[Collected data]
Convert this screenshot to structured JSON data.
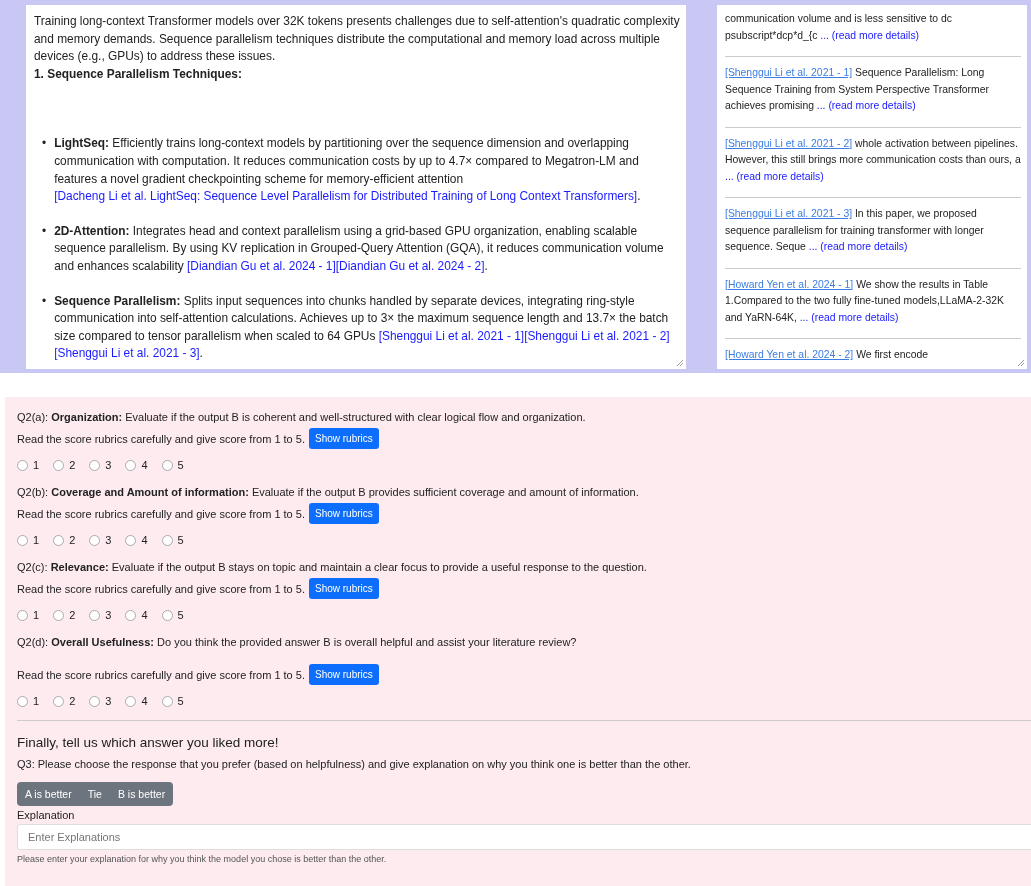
{
  "answer": {
    "intro": "Training long-context Transformer models over 32K tokens presents challenges due to self-attention's quadratic complexity and memory demands. Sequence parallelism techniques distribute the computational and memory load across multiple devices (e.g., GPUs) to address these issues.",
    "heading": "1. Sequence Parallelism Techniques:",
    "bullets": [
      {
        "marker": "•",
        "end": ".",
        "term": "LightSeq:",
        "text": "Efficiently trains long-context models by partitioning over the sequence dimension and overlapping communication with computation. It reduces communication costs by up to 4.7× compared to Megatron-LM and features a novel gradient checkpointing scheme for memory-efficient attention",
        "citations": [
          "[Dacheng Li et al. LightSeq: Sequence Level Parallelism for Distributed Training of Long Context Transformers]"
        ]
      },
      {
        "marker": "•",
        "end": ".",
        "term": "2D-Attention:",
        "text": "Integrates head and context parallelism using a grid-based GPU organization, enabling scalable sequence parallelism. By using KV replication in Grouped-Query Attention (GQA), it reduces communication volume and enhances scalability",
        "citations": [
          "[Diandian Gu et al. 2024 - 1]",
          "[Diandian Gu et al. 2024 - 2]"
        ]
      },
      {
        "marker": "•",
        "end": ".",
        "term": "Sequence Parallelism:",
        "text": "Splits input sequences into chunks handled by separate devices, integrating ring-style communication into self-attention calculations. Achieves up to 3× the maximum sequence length and 13.7× the batch size compared to tensor parallelism when scaled to 64 GPUs",
        "citations": [
          "[Shenggui Li et al. 2021 - 1]",
          "[Shenggui Li et al. 2021 - 2]",
          "[Shenggui Li et al. 2021 - 3]"
        ]
      }
    ]
  },
  "references": [
    {
      "text": "communication volume and is less sensitive to dc psubscript*dcp*d_{c",
      "more": "... (read more details)"
    },
    {
      "ref": "[Shenggui Li et al. 2021 - 1]",
      "text": "Sequence Parallelism: Long Sequence Training from System Perspective Transformer achieves promising",
      "more": "... (read more details)"
    },
    {
      "ref": "[Shenggui Li et al. 2021 - 2]",
      "text": "whole activation between pipelines. However, this still brings more communication costs than ours, a",
      "more": "... (read more details)"
    },
    {
      "ref": "[Shenggui Li et al. 2021 - 3]",
      "text": "In this paper, we proposed sequence parallelism for training transformer with longer sequence. Seque",
      "more": "... (read more details)"
    },
    {
      "ref": "[Howard Yen et al. 2024 - 1]",
      "text": "We show the results in Table 1.Compared to the two fully fine-tuned models,LLaMA-2-32K and YaRN-64K,",
      "more": "... (read more details)"
    },
    {
      "ref": "[Howard Yen et al. 2024 - 2]",
      "text": "We first encode"
    }
  ],
  "questions": [
    {
      "prompt": "Q2(a): **Organization:** Evaluate if the output B is coherent and well-structured with clear logical flow and organization.",
      "instruction": "Read the score rubrics carefully and give score from 1 to 5.",
      "button": "Show rubrics",
      "options": [
        {
          "label": "1",
          "selected": false
        },
        {
          "label": "2",
          "selected": false
        },
        {
          "label": "3",
          "selected": false
        },
        {
          "label": "4",
          "selected": false
        },
        {
          "label": "5",
          "selected": false
        }
      ]
    },
    {
      "prompt": "Q2(b): **Coverage and Amount of information:** Evaluate if the output B provides sufficient coverage and amount of information.",
      "instruction": "Read the score rubrics carefully and give score from 1 to 5.",
      "button": "Show rubrics",
      "options": [
        {
          "label": "1",
          "selected": false
        },
        {
          "label": "2",
          "selected": false
        },
        {
          "label": "3",
          "selected": false
        },
        {
          "label": "4",
          "selected": false
        },
        {
          "label": "5",
          "selected": false
        }
      ]
    },
    {
      "prompt": "Q2(c): **Relevance:** Evaluate if the output B stays on topic and maintain a clear focus to provide a useful response to the question.",
      "instruction": "Read the score rubrics carefully and give score from 1 to 5.",
      "button": "Show rubrics",
      "options": [
        {
          "label": "1",
          "selected": false
        },
        {
          "label": "2",
          "selected": false
        },
        {
          "label": "3",
          "selected": false
        },
        {
          "label": "4",
          "selected": false
        },
        {
          "label": "5",
          "selected": false
        }
      ]
    },
    {
      "prompt": "Q2(d): **Overall Usefulness:** Do you think the provided answer B is overall helpful and assist your literature review?",
      "instruction": "Read the score rubrics carefully and give score from 1 to 5.",
      "button": "Show rubrics",
      "options": [
        {
          "label": "1",
          "selected": false
        },
        {
          "label": "2",
          "selected": false
        },
        {
          "label": "3",
          "selected": false
        },
        {
          "label": "4",
          "selected": false
        },
        {
          "label": "5",
          "selected": false
        }
      ]
    }
  ],
  "final": {
    "title": "Finally, tell us which answer you liked more!",
    "question": "Q3: Please choose the response that you prefer (based on helpfulness) and give explanation on why you think one is better than the other.",
    "choices": [
      {
        "label": "A is better",
        "selected": false
      },
      {
        "label": "Tie",
        "selected": false
      },
      {
        "label": "B is better",
        "selected": false
      }
    ],
    "field_label": "Explanation",
    "placeholder": "Enter Explanations",
    "help": "Please enter your explanation for why you think the model you chose is better than the other."
  }
}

EXERCISE INSTRUCTIONS: Omit the images and transcribe all of the records above word for word.

THE RESULT:
Convert this screenshot to structured JSON data.
{
  "answer": {
    "intro": "Training long-context Transformer models over 32K tokens presents challenges due to self-attention's quadratic complexity and memory demands. Sequence parallelism techniques distribute the computational and memory load across multiple devices (e.g., GPUs) to address these issues.",
    "heading": "1. Sequence Parallelism Techniques:",
    "bullets": [
      {
        "marker": "•",
        "end": ".",
        "term": "LightSeq:",
        "text": "Efficiently trains long-context models by partitioning over the sequence dimension and overlapping communication with computation. It reduces communication costs by up to 4.7× compared to Megatron-LM and features a novel gradient checkpointing scheme for memory-efficient attention",
        "citations": [
          "[Dacheng Li et al. LightSeq: Sequence Level Parallelism for Distributed Training of Long Context Transformers]"
        ]
      },
      {
        "marker": "•",
        "end": ".",
        "term": "2D-Attention:",
        "text": "Integrates head and context parallelism using a grid-based GPU organization, enabling scalable sequence parallelism. By using KV replication in Grouped-Query Attention (GQA), it reduces communication volume and enhances scalability",
        "citations": [
          "[Diandian Gu et al. 2024 - 1]",
          "[Diandian Gu et al. 2024 - 2]"
        ]
      },
      {
        "marker": "•",
        "end": ".",
        "term": "Sequence Parallelism:",
        "text": "Splits input sequences into chunks handled by separate devices, integrating ring-style communication into self-attention calculations. Achieves up to 3× the maximum sequence length and 13.7× the batch size compared to tensor parallelism when scaled to 64 GPUs",
        "citations": [
          "[Shenggui Li et al. 2021 - 1]",
          "[Shenggui Li et al. 2021 - 2]",
          "[Shenggui Li et al. 2021 - 3]"
        ]
      }
    ]
  },
  "references": [
    {
      "text": "communication volume and is less sensitive to dc psubscript*dcp*d_{c",
      "more": "... (read more details)"
    },
    {
      "ref": "[Shenggui Li et al. 2021 - 1]",
      "text": "Sequence Parallelism: Long Sequence Training from System Perspective Transformer achieves promising",
      "more": "... (read more details)"
    },
    {
      "ref": "[Shenggui Li et al. 2021 - 2]",
      "text": "whole activation between pipelines. However, this still brings more communication costs than ours, a",
      "more": "... (read more details)"
    },
    {
      "ref": "[Shenggui Li et al. 2021 - 3]",
      "text": "In this paper, we proposed sequence parallelism for training transformer with longer sequence. Seque",
      "more": "... (read more details)"
    },
    {
      "ref": "[Howard Yen et al. 2024 - 1]",
      "text": "We show the results in Table 1.Compared to the two fully fine-tuned models,LLaMA-2-32K and YaRN-64K,",
      "more": "... (read more details)"
    },
    {
      "ref": "[Howard Yen et al. 2024 - 2]",
      "text": "We first encode"
    }
  ],
  "questions": [
    {
      "prompt": "Q2(a): **Organization:** Evaluate if the output B is coherent and well-structured with clear logical flow and organization.",
      "instruction": "Read the score rubrics carefully and give score from 1 to 5.",
      "button": "Show rubrics",
      "options": [
        {
          "label": "1",
          "selected": false
        },
        {
          "label": "2",
          "selected": false
        },
        {
          "label": "3",
          "selected": false
        },
        {
          "label": "4",
          "selected": false
        },
        {
          "label": "5",
          "selected": false
        }
      ]
    },
    {
      "prompt": "Q2(b): **Coverage and Amount of information:** Evaluate if the output B provides sufficient coverage and amount of information.",
      "instruction": "Read the score rubrics carefully and give score from 1 to 5.",
      "button": "Show rubrics",
      "options": [
        {
          "label": "1",
          "selected": false
        },
        {
          "label": "2",
          "selected": false
        },
        {
          "label": "3",
          "selected": false
        },
        {
          "label": "4",
          "selected": false
        },
        {
          "label": "5",
          "selected": false
        }
      ]
    },
    {
      "prompt": "Q2(c): **Relevance:** Evaluate if the output B stays on topic and maintain a clear focus to provide a useful response to the question.",
      "instruction": "Read the score rubrics carefully and give score from 1 to 5.",
      "button": "Show rubrics",
      "options": [
        {
          "label": "1",
          "selected": false
        },
        {
          "label": "2",
          "selected": false
        },
        {
          "label": "3",
          "selected": false
        },
        {
          "label": "4",
          "selected": false
        },
        {
          "label": "5",
          "selected": false
        }
      ]
    },
    {
      "prompt": "Q2(d): **Overall Usefulness:** Do you think the provided answer B is overall helpful and assist your literature review?",
      "instruction": "Read the score rubrics carefully and give score from 1 to 5.",
      "button": "Show rubrics",
      "options": [
        {
          "label": "1",
          "selected": false
        },
        {
          "label": "2",
          "selected": false
        },
        {
          "label": "3",
          "selected": false
        },
        {
          "label": "4",
          "selected": false
        },
        {
          "label": "5",
          "selected": false
        }
      ]
    }
  ],
  "final": {
    "title": "Finally, tell us which answer you liked more!",
    "question": "Q3: Please choose the response that you prefer (based on helpfulness) and give explanation on why you think one is better than the other.",
    "choices": [
      {
        "label": "A is better",
        "selected": false
      },
      {
        "label": "Tie",
        "selected": false
      },
      {
        "label": "B is better",
        "selected": false
      }
    ],
    "field_label": "Explanation",
    "placeholder": "Enter Explanations",
    "help": "Please enter your explanation for why you think the model you chose is better than the other."
  }
}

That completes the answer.